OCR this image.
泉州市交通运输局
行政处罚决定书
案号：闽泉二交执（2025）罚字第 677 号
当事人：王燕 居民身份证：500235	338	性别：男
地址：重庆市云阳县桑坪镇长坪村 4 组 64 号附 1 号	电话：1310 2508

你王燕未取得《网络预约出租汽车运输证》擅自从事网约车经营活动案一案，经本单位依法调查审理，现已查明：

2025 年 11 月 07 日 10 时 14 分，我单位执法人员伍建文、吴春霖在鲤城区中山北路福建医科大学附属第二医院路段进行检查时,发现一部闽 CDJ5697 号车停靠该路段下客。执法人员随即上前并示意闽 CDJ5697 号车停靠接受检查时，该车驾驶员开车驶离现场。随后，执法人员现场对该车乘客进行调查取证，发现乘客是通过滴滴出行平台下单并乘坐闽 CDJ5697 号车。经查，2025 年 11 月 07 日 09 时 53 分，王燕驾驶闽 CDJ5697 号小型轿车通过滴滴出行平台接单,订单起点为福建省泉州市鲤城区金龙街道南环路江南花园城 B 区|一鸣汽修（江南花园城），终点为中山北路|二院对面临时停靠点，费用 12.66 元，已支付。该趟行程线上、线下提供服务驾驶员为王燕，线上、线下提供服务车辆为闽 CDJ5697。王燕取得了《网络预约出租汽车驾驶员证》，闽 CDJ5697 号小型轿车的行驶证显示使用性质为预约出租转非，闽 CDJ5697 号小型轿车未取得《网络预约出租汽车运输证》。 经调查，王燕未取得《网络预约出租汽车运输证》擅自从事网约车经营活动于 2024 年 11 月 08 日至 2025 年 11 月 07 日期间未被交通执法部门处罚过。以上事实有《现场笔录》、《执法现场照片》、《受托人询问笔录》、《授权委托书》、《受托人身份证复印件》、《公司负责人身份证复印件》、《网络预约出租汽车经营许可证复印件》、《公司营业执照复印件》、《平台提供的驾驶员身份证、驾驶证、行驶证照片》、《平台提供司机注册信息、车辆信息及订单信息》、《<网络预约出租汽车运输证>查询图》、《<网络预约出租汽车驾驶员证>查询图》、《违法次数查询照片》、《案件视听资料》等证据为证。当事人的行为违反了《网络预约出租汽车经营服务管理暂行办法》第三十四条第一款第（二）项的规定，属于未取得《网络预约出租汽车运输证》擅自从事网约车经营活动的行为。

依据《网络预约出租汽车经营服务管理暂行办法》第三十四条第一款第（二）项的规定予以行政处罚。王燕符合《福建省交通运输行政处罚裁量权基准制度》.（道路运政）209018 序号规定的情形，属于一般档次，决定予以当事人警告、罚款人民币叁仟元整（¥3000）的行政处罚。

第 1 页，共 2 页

= = =

■ **What you will do**:
Give the records above again, word for word.

■ **Reply to the task**:
OCR this image.
泉州市交通运输局
行政处罚决定书
案号：闽泉二交执（2025）罚字第 677 号
当事人：王燕 居民身份证：500235	338	性别：男
地址：重庆市云阳县桑坪镇长坪村 4 组 64 号附 1 号	电话：1310 2508

你王燕未取得《网络预约出租汽车运输证》擅自从事网约车经营活动案一案，经本单位依法调查审理，现已查明：

2025 年 11 月 07 日 10 时 14 分，我单位执法人员伍建文、吴春霖在鲤城区中山北路福建医科大学附属第二医院路段进行检查时,发现一部闽 CDJ5697 号车停靠该路段下客。执法人员随即上前并示意闽 CDJ5697 号车停靠接受检查时，该车驾驶员开车驶离现场。随后，执法人员现场对该车乘客进行调查取证，发现乘客是通过滴滴出行平台下单并乘坐闽 CDJ5697 号车。经查，2025 年 11 月 07 日 09 时 53 分，王燕驾驶闽 CDJ5697 号小型轿车通过滴滴出行平台接单,订单起点为福建省泉州市鲤城区金龙街道南环路江南花园城 B 区|一鸣汽修（江南花园城），终点为中山北路|二院对面临时停靠点，费用 12.66 元，已支付。该趟行程线上、线下提供服务驾驶员为王燕，线上、线下提供服务车辆为闽 CDJ5697。王燕取得了《网络预约出租汽车驾驶员证》，闽 CDJ5697 号小型轿车的行驶证显示使用性质为预约出租转非，闽 CDJ5697 号小型轿车未取得《网络预约出租汽车运输证》。 经调查，王燕未取得《网络预约出租汽车运输证》擅自从事网约车经营活动于 2024 年 11 月 08 日至 2025 年 11 月 07 日期间未被交通执法部门处罚过。以上事实有《现场笔录》、《执法现场照片》、《受托人询问笔录》、《授权委托书》、《受托人身份证复印件》、《公司负责人身份证复印件》、《网络预约出租汽车经营许可证复印件》、《公司营业执照复印件》、《平台提供的驾驶员身份证、驾驶证、行驶证照片》、《平台提供司机注册信息、车辆信息及订单信息》、《<网络预约出租汽车运输证>查询图》、《<网络预约出租汽车驾驶员证>查询图》、《违法次数查询照片》、《案件视听资料》等证据为证。当事人的行为违反了《网络预约出租汽车经营服务管理暂行办法》第三十四条第一款第（二）项的规定，属于未取得《网络预约出租汽车运输证》擅自从事网约车经营活动的行为。

依据《网络预约出租汽车经营服务管理暂行办法》第三十四条第一款第（二）项的规定予以行政处罚。王燕符合《福建省交通运输行政处罚裁量权基准制度》.（道路运政）209018 序号规定的情形，属于一般档次，决定予以当事人警告、罚款人民币叁仟元整（¥3000）的行政处罚。

第 1 页，共 2 页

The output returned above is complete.